PROVIDED DATA:

:::::

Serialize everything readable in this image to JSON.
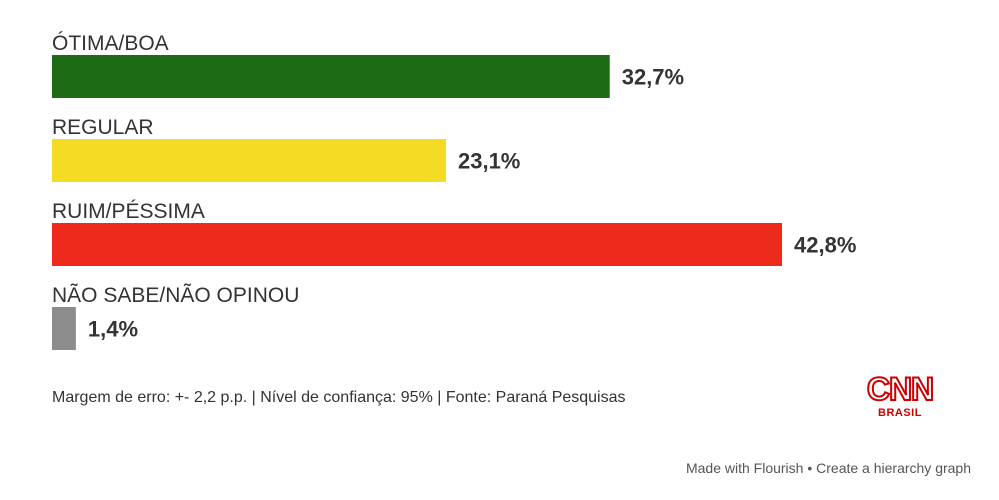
{
  "chart_data": {
    "type": "bar",
    "orientation": "horizontal",
    "categories": [
      "ÓTIMA/BOA",
      "REGULAR",
      "RUIM/PÉSSIMA",
      "NÃO SABE/NÃO OPINOU"
    ],
    "values": [
      32.7,
      23.1,
      42.8,
      1.4
    ],
    "value_labels": [
      "32,7%",
      "23,1%",
      "42,8%",
      "1,4%"
    ],
    "colors": [
      "#1d6b14",
      "#f5dc24",
      "#ee2a1d",
      "#8c8c8c"
    ],
    "title": "",
    "xlabel": "",
    "ylabel": "",
    "grid": false,
    "legend": "none"
  },
  "footer": {
    "note": "Margem de erro: +- 2,2 p.p. | Nível de confiança: 95% | Fonte: Paraná Pesquisas"
  },
  "logo": {
    "name": "CNN",
    "subtitle": "BRASIL",
    "color": "#cc0000"
  },
  "credit": {
    "text": "Made with Flourish • Create a hierarchy graph"
  }
}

:::::

GIVEN PROBLEM: Reproduce the listing word for word and omit its pictures.

RESULT:
Serialize everything readable in this image to JSON.
{
  "chart_data": {
    "type": "bar",
    "orientation": "horizontal",
    "categories": [
      "ÓTIMA/BOA",
      "REGULAR",
      "RUIM/PÉSSIMA",
      "NÃO SABE/NÃO OPINOU"
    ],
    "values": [
      32.7,
      23.1,
      42.8,
      1.4
    ],
    "value_labels": [
      "32,7%",
      "23,1%",
      "42,8%",
      "1,4%"
    ],
    "colors": [
      "#1d6b14",
      "#f5dc24",
      "#ee2a1d",
      "#8c8c8c"
    ],
    "title": "",
    "xlabel": "",
    "ylabel": "",
    "grid": false,
    "legend": "none"
  },
  "footer": {
    "note": "Margem de erro: +- 2,2 p.p. | Nível de confiança: 95% | Fonte: Paraná Pesquisas"
  },
  "logo": {
    "name": "CNN",
    "subtitle": "BRASIL",
    "color": "#cc0000"
  },
  "credit": {
    "text": "Made with Flourish • Create a hierarchy graph"
  }
}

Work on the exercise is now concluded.